— Begin Source records —

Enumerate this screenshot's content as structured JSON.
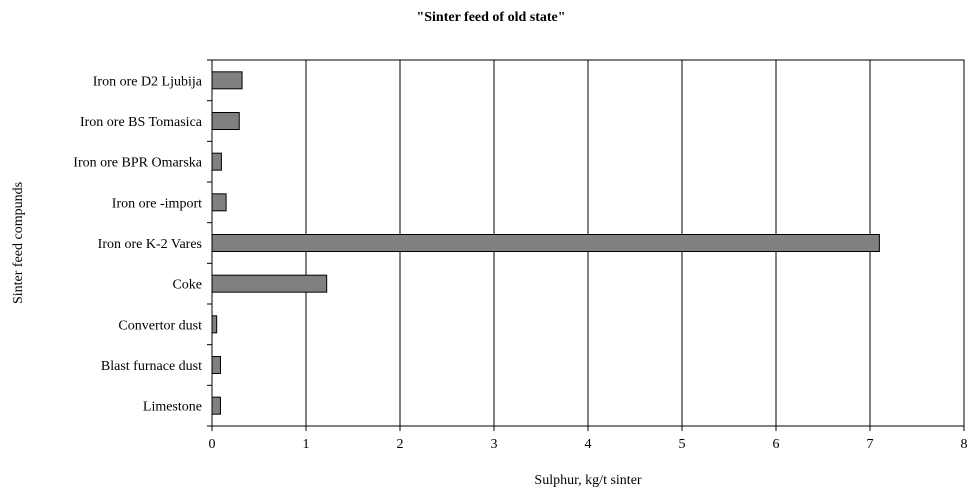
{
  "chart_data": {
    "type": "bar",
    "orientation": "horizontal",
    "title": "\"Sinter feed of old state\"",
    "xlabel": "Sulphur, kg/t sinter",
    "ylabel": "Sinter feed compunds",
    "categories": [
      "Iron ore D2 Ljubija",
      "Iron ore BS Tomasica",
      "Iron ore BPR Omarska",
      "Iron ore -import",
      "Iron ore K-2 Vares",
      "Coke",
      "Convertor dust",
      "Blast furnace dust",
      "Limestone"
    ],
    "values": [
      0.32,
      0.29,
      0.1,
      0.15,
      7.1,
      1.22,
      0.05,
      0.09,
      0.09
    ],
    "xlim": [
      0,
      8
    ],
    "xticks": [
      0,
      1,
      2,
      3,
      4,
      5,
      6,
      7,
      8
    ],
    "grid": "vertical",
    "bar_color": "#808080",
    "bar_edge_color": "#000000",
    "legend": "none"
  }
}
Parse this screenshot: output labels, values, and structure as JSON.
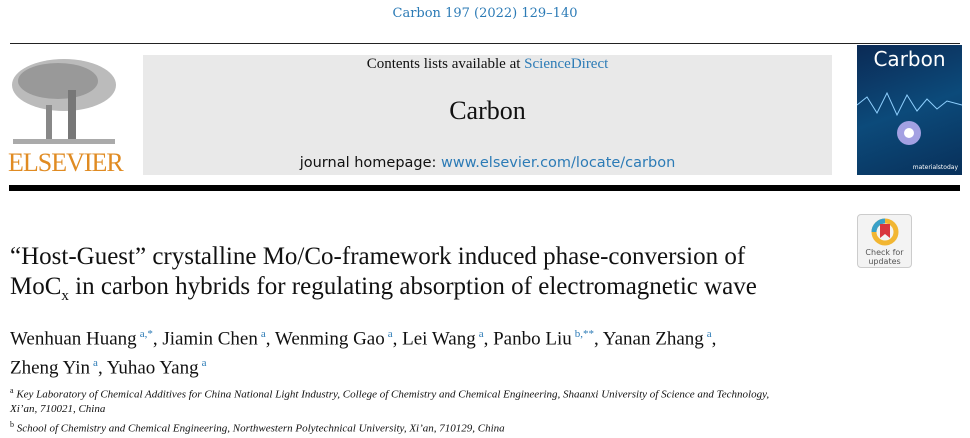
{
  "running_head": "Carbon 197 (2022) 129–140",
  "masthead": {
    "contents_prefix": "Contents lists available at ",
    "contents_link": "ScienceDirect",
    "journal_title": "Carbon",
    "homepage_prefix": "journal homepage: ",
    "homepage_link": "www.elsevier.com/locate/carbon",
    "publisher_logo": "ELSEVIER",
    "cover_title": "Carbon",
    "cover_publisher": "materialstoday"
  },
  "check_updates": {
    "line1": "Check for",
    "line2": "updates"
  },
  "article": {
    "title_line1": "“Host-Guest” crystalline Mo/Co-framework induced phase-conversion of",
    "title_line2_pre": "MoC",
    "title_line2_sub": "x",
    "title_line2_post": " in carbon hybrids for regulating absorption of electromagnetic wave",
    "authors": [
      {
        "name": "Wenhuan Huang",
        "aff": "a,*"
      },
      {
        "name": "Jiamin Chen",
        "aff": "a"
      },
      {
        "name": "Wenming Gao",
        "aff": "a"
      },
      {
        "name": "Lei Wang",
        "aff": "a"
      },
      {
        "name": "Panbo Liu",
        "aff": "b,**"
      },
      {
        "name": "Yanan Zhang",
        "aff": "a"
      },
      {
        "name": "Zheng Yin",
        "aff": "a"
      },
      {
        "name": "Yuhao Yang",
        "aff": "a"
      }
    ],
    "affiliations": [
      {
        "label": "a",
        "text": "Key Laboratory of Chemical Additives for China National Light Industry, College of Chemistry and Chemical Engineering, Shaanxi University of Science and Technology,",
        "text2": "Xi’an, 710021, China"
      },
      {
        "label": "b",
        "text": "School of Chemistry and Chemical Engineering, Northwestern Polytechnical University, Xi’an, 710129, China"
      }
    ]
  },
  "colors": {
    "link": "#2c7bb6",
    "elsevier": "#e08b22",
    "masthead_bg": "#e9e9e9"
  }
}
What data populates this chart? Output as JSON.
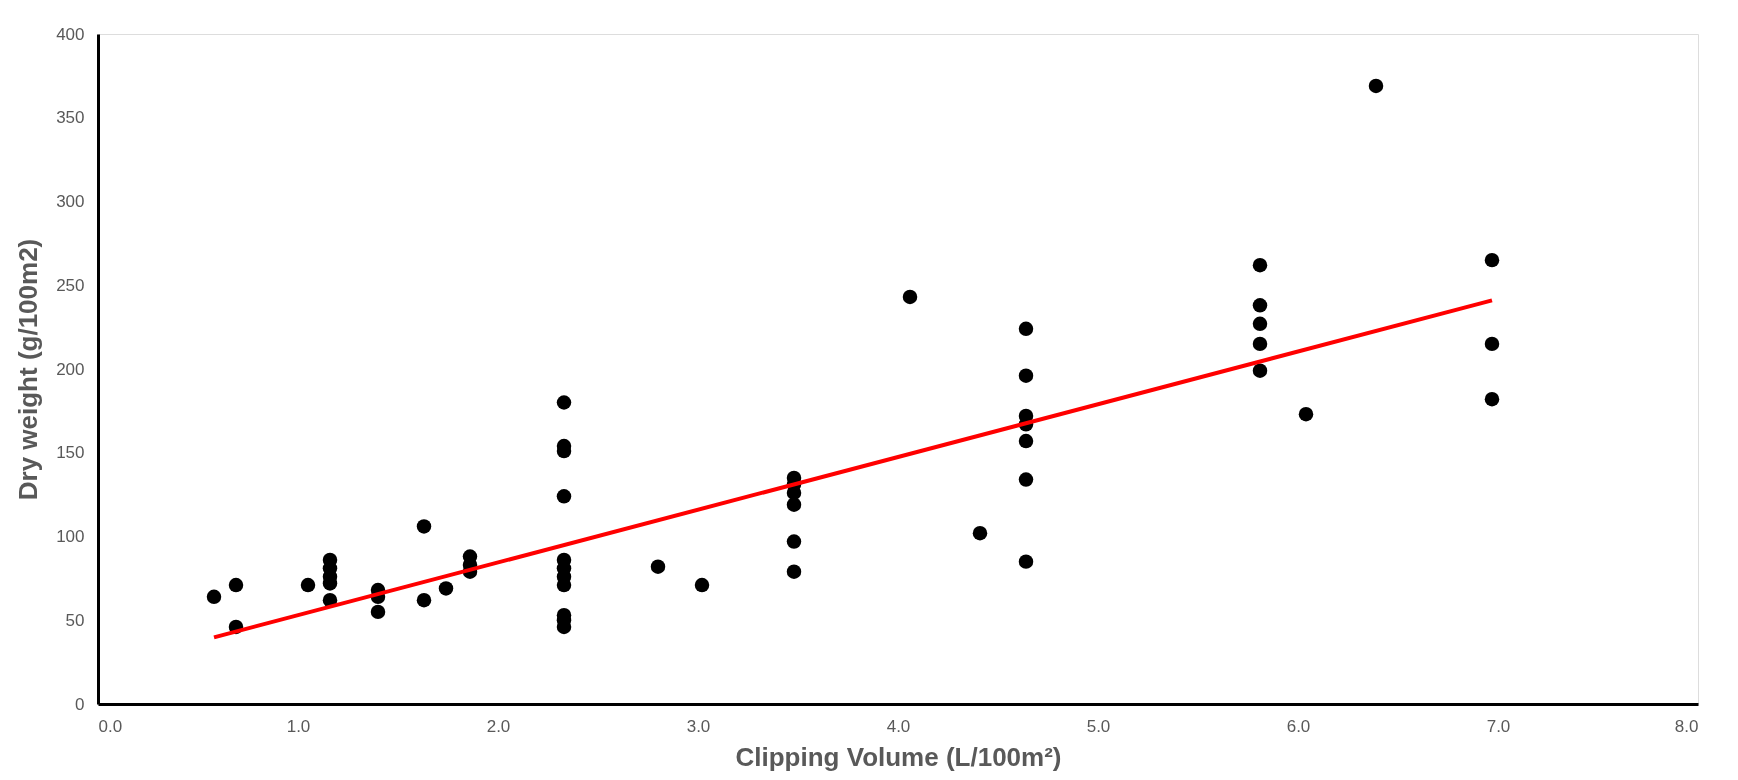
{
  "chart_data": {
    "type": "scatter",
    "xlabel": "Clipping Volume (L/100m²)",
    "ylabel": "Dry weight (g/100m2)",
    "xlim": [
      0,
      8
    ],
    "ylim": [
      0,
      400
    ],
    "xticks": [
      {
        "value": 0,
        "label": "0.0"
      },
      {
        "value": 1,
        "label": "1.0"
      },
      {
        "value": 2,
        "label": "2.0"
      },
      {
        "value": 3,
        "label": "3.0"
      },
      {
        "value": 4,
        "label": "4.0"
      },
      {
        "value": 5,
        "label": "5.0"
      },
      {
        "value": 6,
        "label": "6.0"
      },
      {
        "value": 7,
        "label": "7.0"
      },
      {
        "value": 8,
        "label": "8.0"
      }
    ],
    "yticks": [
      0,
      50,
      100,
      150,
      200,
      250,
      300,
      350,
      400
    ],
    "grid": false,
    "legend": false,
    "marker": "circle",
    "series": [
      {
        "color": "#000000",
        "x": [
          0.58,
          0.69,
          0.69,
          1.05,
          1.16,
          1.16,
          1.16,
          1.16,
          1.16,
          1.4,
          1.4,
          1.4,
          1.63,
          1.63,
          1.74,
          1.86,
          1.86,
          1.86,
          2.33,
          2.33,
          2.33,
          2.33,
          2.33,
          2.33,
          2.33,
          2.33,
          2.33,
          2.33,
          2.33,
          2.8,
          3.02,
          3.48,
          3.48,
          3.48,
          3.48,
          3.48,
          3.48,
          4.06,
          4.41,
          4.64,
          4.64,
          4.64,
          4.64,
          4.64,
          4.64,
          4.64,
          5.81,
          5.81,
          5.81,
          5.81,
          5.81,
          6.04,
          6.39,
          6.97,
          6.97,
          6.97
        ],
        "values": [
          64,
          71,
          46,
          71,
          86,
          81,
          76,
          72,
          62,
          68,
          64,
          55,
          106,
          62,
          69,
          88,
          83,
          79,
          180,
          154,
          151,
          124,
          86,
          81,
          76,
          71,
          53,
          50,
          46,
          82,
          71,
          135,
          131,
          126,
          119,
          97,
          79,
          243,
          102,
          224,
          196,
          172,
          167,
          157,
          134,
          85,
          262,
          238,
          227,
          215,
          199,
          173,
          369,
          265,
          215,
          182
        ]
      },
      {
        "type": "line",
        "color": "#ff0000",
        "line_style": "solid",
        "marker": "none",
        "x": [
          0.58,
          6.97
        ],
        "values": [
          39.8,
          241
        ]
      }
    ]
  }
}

— End Source records —
— Begin Source records —

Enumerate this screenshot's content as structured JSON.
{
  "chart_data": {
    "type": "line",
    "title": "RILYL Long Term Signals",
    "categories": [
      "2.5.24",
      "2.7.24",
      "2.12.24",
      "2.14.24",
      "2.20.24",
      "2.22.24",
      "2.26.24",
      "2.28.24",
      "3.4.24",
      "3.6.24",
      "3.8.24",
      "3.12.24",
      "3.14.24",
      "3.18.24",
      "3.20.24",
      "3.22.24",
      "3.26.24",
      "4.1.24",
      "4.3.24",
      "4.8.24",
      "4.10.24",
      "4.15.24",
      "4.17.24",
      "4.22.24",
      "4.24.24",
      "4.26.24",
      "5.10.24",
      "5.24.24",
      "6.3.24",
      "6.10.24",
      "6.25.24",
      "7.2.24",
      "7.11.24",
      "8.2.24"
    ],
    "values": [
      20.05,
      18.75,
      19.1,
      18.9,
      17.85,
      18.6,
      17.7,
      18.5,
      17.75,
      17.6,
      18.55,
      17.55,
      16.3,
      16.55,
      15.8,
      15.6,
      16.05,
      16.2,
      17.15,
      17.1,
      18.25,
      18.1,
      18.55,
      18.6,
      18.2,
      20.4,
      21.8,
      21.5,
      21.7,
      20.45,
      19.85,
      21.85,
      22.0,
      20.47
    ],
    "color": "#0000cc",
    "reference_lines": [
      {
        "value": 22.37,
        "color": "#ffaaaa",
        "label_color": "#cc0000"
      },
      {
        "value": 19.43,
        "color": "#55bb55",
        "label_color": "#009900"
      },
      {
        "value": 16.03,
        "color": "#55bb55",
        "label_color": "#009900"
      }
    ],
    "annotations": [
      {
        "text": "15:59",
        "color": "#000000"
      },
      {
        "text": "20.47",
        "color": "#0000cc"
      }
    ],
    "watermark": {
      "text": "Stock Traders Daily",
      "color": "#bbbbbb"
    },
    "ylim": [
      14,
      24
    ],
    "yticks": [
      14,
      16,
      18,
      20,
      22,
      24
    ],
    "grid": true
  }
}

— End Source records —
— Begin Source records —

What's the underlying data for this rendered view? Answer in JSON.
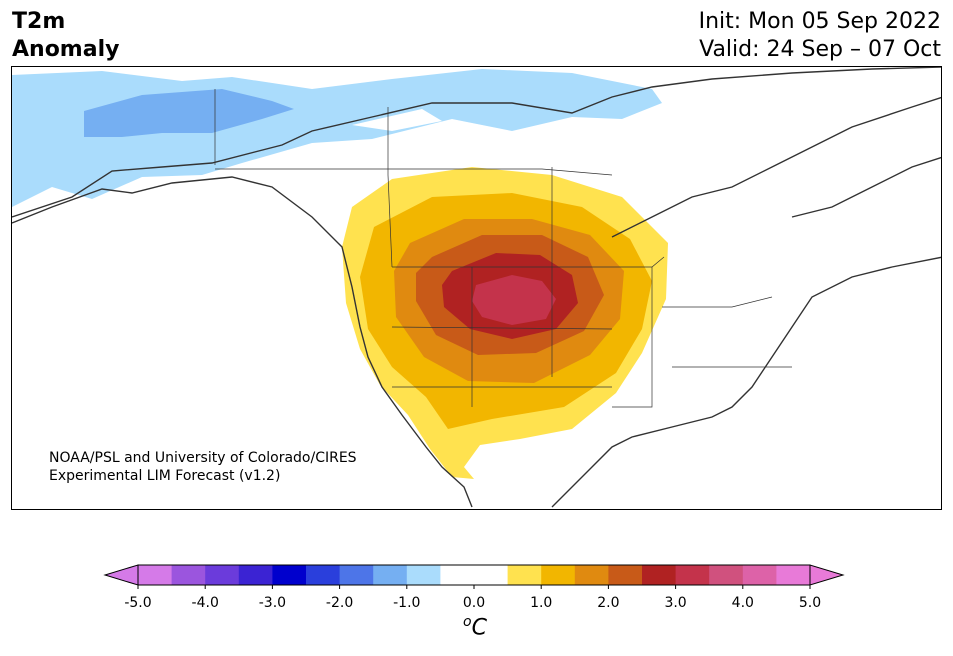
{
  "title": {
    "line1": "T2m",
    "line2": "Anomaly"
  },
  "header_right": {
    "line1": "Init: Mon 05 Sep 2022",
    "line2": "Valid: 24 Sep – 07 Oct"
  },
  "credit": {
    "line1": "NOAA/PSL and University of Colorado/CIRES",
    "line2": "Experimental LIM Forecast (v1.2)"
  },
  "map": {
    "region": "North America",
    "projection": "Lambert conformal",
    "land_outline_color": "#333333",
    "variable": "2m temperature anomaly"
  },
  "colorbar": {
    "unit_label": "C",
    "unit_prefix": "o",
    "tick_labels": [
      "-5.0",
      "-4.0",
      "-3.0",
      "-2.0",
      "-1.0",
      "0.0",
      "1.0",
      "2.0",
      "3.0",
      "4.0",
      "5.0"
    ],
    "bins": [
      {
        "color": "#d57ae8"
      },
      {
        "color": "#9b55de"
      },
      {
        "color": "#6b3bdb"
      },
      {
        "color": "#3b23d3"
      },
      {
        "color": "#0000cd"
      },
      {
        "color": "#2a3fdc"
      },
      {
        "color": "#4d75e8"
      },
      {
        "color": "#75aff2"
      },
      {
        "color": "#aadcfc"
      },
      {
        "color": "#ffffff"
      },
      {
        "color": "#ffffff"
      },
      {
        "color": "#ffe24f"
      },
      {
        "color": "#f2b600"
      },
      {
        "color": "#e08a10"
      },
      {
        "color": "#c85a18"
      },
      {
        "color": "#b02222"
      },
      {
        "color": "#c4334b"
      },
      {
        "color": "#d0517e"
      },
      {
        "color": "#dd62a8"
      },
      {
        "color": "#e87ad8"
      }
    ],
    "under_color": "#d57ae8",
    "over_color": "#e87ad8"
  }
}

— End Source records —

# Brief
Select the lines from the entries that include the word "this".

# Reply to the task
Enumerate this screenshot's content as structured JSON.
Parse this screenshot: output labels, values, and structure as JSON.
What data populates this chart? Output as JSON.
Enumerate this screenshot's content as structured JSON.
What's the underlying data for this rendered view? Answer in JSON.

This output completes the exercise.